▶ REQUIREMENTS:
Tally the lines in the entries below that contain the string "paragraph" with matching case, and reply with the number alone.

══════════════════════════════

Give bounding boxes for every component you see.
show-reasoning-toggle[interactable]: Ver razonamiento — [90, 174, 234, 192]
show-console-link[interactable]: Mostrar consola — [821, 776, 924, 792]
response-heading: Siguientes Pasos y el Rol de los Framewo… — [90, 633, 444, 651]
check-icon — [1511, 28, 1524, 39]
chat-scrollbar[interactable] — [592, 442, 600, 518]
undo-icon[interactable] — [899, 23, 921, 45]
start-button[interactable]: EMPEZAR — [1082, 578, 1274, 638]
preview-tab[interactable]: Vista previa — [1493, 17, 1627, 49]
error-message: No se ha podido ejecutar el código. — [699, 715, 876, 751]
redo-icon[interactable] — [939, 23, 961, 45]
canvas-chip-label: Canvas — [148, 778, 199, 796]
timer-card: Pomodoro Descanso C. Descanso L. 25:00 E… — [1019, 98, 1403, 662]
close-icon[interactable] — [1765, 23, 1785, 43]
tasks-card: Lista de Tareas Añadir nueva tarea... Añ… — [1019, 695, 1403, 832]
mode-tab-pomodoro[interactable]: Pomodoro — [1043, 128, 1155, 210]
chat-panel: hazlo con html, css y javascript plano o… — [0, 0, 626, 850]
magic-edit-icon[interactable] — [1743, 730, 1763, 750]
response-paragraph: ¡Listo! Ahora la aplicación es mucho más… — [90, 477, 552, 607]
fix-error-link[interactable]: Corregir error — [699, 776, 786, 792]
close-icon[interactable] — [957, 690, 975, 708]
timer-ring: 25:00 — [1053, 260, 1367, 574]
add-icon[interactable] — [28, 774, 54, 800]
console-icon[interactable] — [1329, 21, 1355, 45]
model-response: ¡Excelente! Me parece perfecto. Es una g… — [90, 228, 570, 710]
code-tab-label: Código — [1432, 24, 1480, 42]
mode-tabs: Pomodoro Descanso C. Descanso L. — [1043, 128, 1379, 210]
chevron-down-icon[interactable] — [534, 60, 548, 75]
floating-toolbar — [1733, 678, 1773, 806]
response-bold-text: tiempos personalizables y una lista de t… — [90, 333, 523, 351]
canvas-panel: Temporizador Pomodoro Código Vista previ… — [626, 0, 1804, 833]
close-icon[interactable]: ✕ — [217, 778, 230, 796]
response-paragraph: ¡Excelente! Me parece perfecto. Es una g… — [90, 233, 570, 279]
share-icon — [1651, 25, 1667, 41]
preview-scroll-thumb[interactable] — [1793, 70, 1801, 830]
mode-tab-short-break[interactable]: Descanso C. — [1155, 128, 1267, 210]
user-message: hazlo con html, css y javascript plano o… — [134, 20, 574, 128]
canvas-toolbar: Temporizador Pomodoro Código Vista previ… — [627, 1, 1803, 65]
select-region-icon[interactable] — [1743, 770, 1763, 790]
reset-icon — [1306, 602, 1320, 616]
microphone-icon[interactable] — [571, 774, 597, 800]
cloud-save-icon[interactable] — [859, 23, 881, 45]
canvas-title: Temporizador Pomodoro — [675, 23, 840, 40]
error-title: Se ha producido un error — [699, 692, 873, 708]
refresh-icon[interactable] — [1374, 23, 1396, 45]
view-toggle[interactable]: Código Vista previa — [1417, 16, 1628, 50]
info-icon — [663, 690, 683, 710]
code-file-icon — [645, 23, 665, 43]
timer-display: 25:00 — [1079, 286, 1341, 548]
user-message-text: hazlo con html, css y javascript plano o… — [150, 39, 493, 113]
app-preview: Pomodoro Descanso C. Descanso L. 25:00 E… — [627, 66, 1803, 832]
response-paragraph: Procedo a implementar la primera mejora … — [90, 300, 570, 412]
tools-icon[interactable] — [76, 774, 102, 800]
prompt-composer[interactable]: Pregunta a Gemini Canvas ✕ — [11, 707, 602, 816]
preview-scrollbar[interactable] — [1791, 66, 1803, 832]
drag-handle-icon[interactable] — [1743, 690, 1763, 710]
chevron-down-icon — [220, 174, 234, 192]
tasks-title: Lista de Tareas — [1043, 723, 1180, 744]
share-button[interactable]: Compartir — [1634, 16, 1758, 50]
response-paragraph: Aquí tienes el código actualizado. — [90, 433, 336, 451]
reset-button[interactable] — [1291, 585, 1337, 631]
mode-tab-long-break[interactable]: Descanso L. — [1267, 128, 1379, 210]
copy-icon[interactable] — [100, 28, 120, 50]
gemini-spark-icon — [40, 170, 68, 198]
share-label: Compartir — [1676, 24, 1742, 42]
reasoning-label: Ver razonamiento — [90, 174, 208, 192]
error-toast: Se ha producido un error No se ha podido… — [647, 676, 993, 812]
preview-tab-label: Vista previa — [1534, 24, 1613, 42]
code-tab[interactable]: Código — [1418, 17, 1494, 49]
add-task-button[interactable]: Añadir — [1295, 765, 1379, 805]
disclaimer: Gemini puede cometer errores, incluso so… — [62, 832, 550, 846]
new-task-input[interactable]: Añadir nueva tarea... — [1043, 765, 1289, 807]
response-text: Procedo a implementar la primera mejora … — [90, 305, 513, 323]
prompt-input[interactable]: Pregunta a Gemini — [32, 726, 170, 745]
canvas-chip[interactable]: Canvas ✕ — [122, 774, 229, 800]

══════════════════════════════

▶ FINAL ANSWER:
4